Given task: Locate each line containing the string "Institutions" and copy it out.

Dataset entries
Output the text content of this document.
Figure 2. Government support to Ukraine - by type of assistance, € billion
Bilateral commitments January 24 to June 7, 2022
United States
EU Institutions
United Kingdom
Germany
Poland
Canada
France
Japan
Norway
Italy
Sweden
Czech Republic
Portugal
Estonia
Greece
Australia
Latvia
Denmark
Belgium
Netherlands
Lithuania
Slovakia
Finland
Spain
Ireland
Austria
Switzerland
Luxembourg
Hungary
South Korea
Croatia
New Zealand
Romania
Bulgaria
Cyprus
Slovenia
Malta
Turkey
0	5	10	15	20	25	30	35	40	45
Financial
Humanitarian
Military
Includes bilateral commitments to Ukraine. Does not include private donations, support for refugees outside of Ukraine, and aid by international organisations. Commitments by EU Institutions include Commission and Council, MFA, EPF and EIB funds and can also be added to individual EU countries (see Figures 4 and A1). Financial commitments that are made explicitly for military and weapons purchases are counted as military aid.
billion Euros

Result for this exercise:
EU Institutions
Includes bilateral commitments to Ukraine. Does not include private donations, support for refugees outside of Ukraine, and aid by international organisations. Commitments by EU Institutions include Commission and Council, MFA, EPF and EIB funds and can also be added to individual EU countries (see Figures 4 and A1). Financial commitments that are made explicitly for military and weapons purchases are counted as military aid.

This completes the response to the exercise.